### INPUT RECORDS
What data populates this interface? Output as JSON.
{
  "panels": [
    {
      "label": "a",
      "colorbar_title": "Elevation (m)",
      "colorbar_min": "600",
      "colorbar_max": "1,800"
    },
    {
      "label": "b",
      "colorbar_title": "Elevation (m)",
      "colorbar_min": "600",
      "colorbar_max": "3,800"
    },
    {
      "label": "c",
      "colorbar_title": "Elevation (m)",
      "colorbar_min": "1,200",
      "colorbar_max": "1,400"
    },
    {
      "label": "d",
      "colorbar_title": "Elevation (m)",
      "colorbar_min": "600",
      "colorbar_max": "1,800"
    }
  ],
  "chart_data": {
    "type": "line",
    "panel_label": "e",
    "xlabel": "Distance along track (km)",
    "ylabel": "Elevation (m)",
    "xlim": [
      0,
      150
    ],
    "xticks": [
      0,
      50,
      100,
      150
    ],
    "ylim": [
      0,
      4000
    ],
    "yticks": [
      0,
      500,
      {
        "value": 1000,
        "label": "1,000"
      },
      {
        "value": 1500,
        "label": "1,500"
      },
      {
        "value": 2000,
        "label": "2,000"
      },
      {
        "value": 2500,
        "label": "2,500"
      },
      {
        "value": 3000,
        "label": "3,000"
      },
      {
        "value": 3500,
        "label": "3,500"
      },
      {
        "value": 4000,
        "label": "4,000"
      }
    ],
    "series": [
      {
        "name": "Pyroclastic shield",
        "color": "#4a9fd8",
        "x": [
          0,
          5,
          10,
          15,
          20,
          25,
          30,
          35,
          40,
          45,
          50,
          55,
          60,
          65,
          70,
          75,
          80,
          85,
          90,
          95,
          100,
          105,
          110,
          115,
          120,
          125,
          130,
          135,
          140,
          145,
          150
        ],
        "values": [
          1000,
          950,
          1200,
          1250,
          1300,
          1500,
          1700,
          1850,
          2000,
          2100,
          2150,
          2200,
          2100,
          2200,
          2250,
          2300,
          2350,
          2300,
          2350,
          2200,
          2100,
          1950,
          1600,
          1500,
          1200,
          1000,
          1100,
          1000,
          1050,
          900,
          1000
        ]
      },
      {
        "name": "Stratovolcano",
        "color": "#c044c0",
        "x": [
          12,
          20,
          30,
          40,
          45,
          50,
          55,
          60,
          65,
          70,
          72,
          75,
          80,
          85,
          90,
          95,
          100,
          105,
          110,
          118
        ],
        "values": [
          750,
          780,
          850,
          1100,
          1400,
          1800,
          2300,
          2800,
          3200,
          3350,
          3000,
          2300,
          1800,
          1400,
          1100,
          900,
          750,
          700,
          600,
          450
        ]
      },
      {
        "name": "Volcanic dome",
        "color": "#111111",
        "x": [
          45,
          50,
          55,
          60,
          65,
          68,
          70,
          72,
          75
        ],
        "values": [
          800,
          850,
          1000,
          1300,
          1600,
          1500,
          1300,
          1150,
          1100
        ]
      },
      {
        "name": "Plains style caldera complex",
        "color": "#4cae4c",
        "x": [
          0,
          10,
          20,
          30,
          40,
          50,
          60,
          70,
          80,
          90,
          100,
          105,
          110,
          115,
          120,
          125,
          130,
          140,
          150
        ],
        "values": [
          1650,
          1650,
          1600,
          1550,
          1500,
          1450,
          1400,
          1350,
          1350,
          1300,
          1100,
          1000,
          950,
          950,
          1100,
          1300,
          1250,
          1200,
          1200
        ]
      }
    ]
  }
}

### WRITTEN TASK
Write out the full listing, keeping every line exactly as it is.

### TASK RESULT
What data populates this interface? Output as JSON.
{
  "panels": [
    {
      "label": "a",
      "colorbar_title": "Elevation (m)",
      "colorbar_min": "600",
      "colorbar_max": "1,800"
    },
    {
      "label": "b",
      "colorbar_title": "Elevation (m)",
      "colorbar_min": "600",
      "colorbar_max": "3,800"
    },
    {
      "label": "c",
      "colorbar_title": "Elevation (m)",
      "colorbar_min": "1,200",
      "colorbar_max": "1,400"
    },
    {
      "label": "d",
      "colorbar_title": "Elevation (m)",
      "colorbar_min": "600",
      "colorbar_max": "1,800"
    }
  ],
  "chart_data": {
    "type": "line",
    "panel_label": "e",
    "xlabel": "Distance along track (km)",
    "ylabel": "Elevation (m)",
    "xlim": [
      0,
      150
    ],
    "xticks": [
      0,
      50,
      100,
      150
    ],
    "ylim": [
      0,
      4000
    ],
    "yticks": [
      0,
      500,
      {
        "value": 1000,
        "label": "1,000"
      },
      {
        "value": 1500,
        "label": "1,500"
      },
      {
        "value": 2000,
        "label": "2,000"
      },
      {
        "value": 2500,
        "label": "2,500"
      },
      {
        "value": 3000,
        "label": "3,000"
      },
      {
        "value": 3500,
        "label": "3,500"
      },
      {
        "value": 4000,
        "label": "4,000"
      }
    ],
    "series": [
      {
        "name": "Pyroclastic shield",
        "color": "#4a9fd8",
        "x": [
          0,
          5,
          10,
          15,
          20,
          25,
          30,
          35,
          40,
          45,
          50,
          55,
          60,
          65,
          70,
          75,
          80,
          85,
          90,
          95,
          100,
          105,
          110,
          115,
          120,
          125,
          130,
          135,
          140,
          145,
          150
        ],
        "values": [
          1000,
          950,
          1200,
          1250,
          1300,
          1500,
          1700,
          1850,
          2000,
          2100,
          2150,
          2200,
          2100,
          2200,
          2250,
          2300,
          2350,
          2300,
          2350,
          2200,
          2100,
          1950,
          1600,
          1500,
          1200,
          1000,
          1100,
          1000,
          1050,
          900,
          1000
        ]
      },
      {
        "name": "Stratovolcano",
        "color": "#c044c0",
        "x": [
          12,
          20,
          30,
          40,
          45,
          50,
          55,
          60,
          65,
          70,
          72,
          75,
          80,
          85,
          90,
          95,
          100,
          105,
          110,
          118
        ],
        "values": [
          750,
          780,
          850,
          1100,
          1400,
          1800,
          2300,
          2800,
          3200,
          3350,
          3000,
          2300,
          1800,
          1400,
          1100,
          900,
          750,
          700,
          600,
          450
        ]
      },
      {
        "name": "Volcanic dome",
        "color": "#111111",
        "x": [
          45,
          50,
          55,
          60,
          65,
          68,
          70,
          72,
          75
        ],
        "values": [
          800,
          850,
          1000,
          1300,
          1600,
          1500,
          1300,
          1150,
          1100
        ]
      },
      {
        "name": "Plains style caldera complex",
        "color": "#4cae4c",
        "x": [
          0,
          10,
          20,
          30,
          40,
          50,
          60,
          70,
          80,
          90,
          100,
          105,
          110,
          115,
          120,
          125,
          130,
          140,
          150
        ],
        "values": [
          1650,
          1650,
          1600,
          1550,
          1500,
          1450,
          1400,
          1350,
          1350,
          1300,
          1100,
          1000,
          950,
          950,
          1100,
          1300,
          1250,
          1200,
          1200
        ]
      }
    ]
  }
}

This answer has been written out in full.